▶ What to work on
Please revise the material below by changing each "column-header" to "col-header" and giving the lines again with nothing else altered.

▶ Data provided
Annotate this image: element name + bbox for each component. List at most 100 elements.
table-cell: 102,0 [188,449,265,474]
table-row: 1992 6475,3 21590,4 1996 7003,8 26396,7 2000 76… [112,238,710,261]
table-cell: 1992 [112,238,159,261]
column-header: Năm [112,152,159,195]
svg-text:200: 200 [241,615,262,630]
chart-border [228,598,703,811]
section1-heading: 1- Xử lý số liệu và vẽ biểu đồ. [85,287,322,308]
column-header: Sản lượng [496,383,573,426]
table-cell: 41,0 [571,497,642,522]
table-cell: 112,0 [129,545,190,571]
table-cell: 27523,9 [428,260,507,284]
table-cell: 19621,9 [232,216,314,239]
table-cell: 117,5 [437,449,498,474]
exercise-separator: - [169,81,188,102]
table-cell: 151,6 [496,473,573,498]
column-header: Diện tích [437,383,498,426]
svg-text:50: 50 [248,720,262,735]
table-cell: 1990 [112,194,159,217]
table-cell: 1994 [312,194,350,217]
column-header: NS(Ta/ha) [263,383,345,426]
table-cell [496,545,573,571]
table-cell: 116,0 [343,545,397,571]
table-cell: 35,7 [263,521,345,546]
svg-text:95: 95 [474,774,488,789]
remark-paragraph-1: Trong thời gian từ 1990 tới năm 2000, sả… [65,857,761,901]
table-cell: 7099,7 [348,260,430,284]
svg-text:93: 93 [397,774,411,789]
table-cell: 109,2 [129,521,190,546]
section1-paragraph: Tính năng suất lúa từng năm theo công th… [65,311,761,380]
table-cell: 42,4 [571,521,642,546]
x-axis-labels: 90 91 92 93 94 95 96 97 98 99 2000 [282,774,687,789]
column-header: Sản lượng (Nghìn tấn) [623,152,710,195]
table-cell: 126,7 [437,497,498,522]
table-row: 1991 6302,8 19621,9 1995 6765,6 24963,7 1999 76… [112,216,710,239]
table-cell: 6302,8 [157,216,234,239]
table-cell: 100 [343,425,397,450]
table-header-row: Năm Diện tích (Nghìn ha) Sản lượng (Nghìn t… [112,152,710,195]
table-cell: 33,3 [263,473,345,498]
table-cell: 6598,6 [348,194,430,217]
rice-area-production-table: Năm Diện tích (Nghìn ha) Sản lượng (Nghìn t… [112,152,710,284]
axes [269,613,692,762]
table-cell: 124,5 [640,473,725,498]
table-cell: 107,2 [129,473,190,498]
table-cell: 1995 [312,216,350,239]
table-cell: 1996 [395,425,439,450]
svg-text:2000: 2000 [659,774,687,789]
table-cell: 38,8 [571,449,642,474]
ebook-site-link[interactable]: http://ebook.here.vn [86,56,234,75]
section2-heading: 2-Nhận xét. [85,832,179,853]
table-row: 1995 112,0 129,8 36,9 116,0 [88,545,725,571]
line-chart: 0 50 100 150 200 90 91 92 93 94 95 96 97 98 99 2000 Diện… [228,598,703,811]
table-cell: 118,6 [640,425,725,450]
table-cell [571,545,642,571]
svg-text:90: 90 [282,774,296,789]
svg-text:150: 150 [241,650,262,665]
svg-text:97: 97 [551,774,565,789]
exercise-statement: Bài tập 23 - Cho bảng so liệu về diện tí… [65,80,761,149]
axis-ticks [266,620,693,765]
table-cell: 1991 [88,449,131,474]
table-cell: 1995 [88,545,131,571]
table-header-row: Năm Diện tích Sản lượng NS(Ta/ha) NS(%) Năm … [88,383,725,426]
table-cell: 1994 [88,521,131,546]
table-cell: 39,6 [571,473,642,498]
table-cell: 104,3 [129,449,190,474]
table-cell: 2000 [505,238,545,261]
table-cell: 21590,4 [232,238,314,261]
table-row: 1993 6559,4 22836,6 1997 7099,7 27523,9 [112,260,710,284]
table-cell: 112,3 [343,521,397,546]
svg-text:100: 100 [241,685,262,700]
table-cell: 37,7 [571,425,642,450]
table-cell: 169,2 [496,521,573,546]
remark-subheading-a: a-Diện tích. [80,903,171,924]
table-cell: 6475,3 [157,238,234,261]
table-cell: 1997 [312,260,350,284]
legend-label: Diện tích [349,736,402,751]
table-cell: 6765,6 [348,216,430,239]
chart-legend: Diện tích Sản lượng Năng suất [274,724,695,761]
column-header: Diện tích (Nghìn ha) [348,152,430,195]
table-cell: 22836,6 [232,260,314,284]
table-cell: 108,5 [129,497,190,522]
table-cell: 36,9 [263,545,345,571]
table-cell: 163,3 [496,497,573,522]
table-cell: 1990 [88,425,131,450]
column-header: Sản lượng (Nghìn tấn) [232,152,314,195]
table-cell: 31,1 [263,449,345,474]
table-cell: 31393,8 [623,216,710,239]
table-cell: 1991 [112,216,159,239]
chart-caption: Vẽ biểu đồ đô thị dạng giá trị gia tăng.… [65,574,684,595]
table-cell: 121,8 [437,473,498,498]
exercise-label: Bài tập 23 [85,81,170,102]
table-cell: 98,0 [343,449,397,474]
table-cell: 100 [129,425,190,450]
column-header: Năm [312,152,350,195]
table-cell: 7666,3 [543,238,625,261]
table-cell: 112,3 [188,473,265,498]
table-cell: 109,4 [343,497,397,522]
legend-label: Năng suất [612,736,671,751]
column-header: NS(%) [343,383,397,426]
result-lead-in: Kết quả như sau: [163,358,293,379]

▶ Task response
Annotate this image: element name + bbox for each component. List at most 100 elements.
table-cell: 102,0 [188,449,265,474]
table-row: 1992 6475,3 21590,4 1996 7003,8 26396,7 2000 76… [112,238,710,261]
table-cell: 1992 [112,238,159,261]
col-header: Năm [112,152,159,195]
svg-text:200: 200 [241,615,262,630]
chart-border [228,598,703,811]
section1-heading: 1- Xử lý số liệu và vẽ biểu đồ. [85,287,322,308]
col-header: Sản lượng [496,383,573,426]
table-cell: 41,0 [571,497,642,522]
table-cell: 112,0 [129,545,190,571]
table-cell: 27523,9 [428,260,507,284]
table-cell: 19621,9 [232,216,314,239]
table-cell: 117,5 [437,449,498,474]
exercise-separator: - [169,81,188,102]
table-cell: 151,6 [496,473,573,498]
col-header: Diện tích [437,383,498,426]
svg-text:50: 50 [248,720,262,735]
table-cell: 1990 [112,194,159,217]
table-cell: 1994 [312,194,350,217]
col-header: NS(Ta/ha) [263,383,345,426]
table-cell [496,545,573,571]
table-cell: 116,0 [343,545,397,571]
table-cell: 35,7 [263,521,345,546]
svg-text:95: 95 [474,774,488,789]
remark-paragraph-1: Trong thời gian từ 1990 tới năm 2000, sả… [65,857,761,901]
table-cell: 7099,7 [348,260,430,284]
svg-text:93: 93 [397,774,411,789]
table-cell: 109,2 [129,521,190,546]
section1-paragraph: Tính năng suất lúa từng năm theo công th… [65,311,761,380]
table-cell: 42,4 [571,521,642,546]
x-axis-labels: 90 91 92 93 94 95 96 97 98 99 2000 [282,774,687,789]
col-header: Sản lượng (Nghìn tấn) [623,152,710,195]
table-cell: 126,7 [437,497,498,522]
table-row: 1991 6302,8 19621,9 1995 6765,6 24963,7 1999 76… [112,216,710,239]
table-cell: 6302,8 [157,216,234,239]
table-cell: 100 [343,425,397,450]
table-header-row: Năm Diện tích (Nghìn ha) Sản lượng (Nghìn t… [112,152,710,195]
table-cell: 33,3 [263,473,345,498]
table-cell: 6598,6 [348,194,430,217]
rice-area-production-table: Năm Diện tích (Nghìn ha) Sản lượng (Nghìn t… [112,152,710,284]
axes [269,613,692,762]
table-cell: 124,5 [640,473,725,498]
table-cell: 107,2 [129,473,190,498]
table-cell: 1995 [312,216,350,239]
table-cell: 1996 [395,425,439,450]
svg-text:2000: 2000 [659,774,687,789]
table-cell: 38,8 [571,449,642,474]
ebook-site-link[interactable]: http://ebook.here.vn [86,56,234,75]
section2-heading: 2-Nhận xét. [85,832,179,853]
table-row: 1995 112,0 129,8 36,9 116,0 [88,545,725,571]
line-chart: 0 50 100 150 200 90 91 92 93 94 95 96 97 98 99 2000 Diện… [228,598,703,811]
table-cell: 118,6 [640,425,725,450]
table-cell [571,545,642,571]
svg-text:90: 90 [282,774,296,789]
svg-text:150: 150 [241,650,262,665]
svg-text:97: 97 [551,774,565,789]
exercise-statement: Bài tập 23 - Cho bảng so liệu về diện tí… [65,80,761,149]
axis-ticks [266,620,693,765]
table-cell: 1991 [88,449,131,474]
table-cell: 1995 [88,545,131,571]
table-header-row: Năm Diện tích Sản lượng NS(Ta/ha) NS(%) Năm … [88,383,725,426]
table-cell: 1994 [88,521,131,546]
table-cell: 39,6 [571,473,642,498]
table-cell: 104,3 [129,449,190,474]
table-cell: 2000 [505,238,545,261]
table-cell: 21590,4 [232,238,314,261]
table-row: 1993 6559,4 22836,6 1997 7099,7 27523,9 [112,260,710,284]
table-cell: 112,3 [343,521,397,546]
svg-text:100: 100 [241,685,262,700]
table-cell: 37,7 [571,425,642,450]
table-cell: 169,2 [496,521,573,546]
remark-subheading-a: a-Diện tích. [80,903,171,924]
table-cell: 6475,3 [157,238,234,261]
table-cell: 1997 [312,260,350,284]
legend-label: Diện tích [349,736,402,751]
table-cell: 6765,6 [348,216,430,239]
chart-legend: Diện tích Sản lượng Năng suất [274,724,695,761]
col-header: Diện tích (Nghìn ha) [348,152,430,195]
table-cell: 22836,6 [232,260,314,284]
table-cell: 108,5 [129,497,190,522]
table-cell: 36,9 [263,545,345,571]
table-cell: 163,3 [496,497,573,522]
table-cell: 1990 [88,425,131,450]
col-header: Sản lượng (Nghìn tấn) [232,152,314,195]
table-cell: 31,1 [263,449,345,474]
table-cell: 31393,8 [623,216,710,239]
table-cell: 1991 [112,216,159,239]
chart-caption: Vẽ biểu đồ đô thị dạng giá trị gia tăng.… [65,574,684,595]
table-cell: 121,8 [437,473,498,498]
exercise-label: Bài tập 23 [85,81,170,102]
table-cell: 98,0 [343,449,397,474]
table-cell: 100 [129,425,190,450]
col-header: Năm [312,152,350,195]
table-cell: 7666,3 [543,238,625,261]
table-cell: 112,3 [188,473,265,498]
table-cell: 109,4 [343,497,397,522]
legend-label: Năng suất [612,736,671,751]
col-header: NS(%) [343,383,397,426]
result-lead-in: Kết quả như sau: [163,358,293,379]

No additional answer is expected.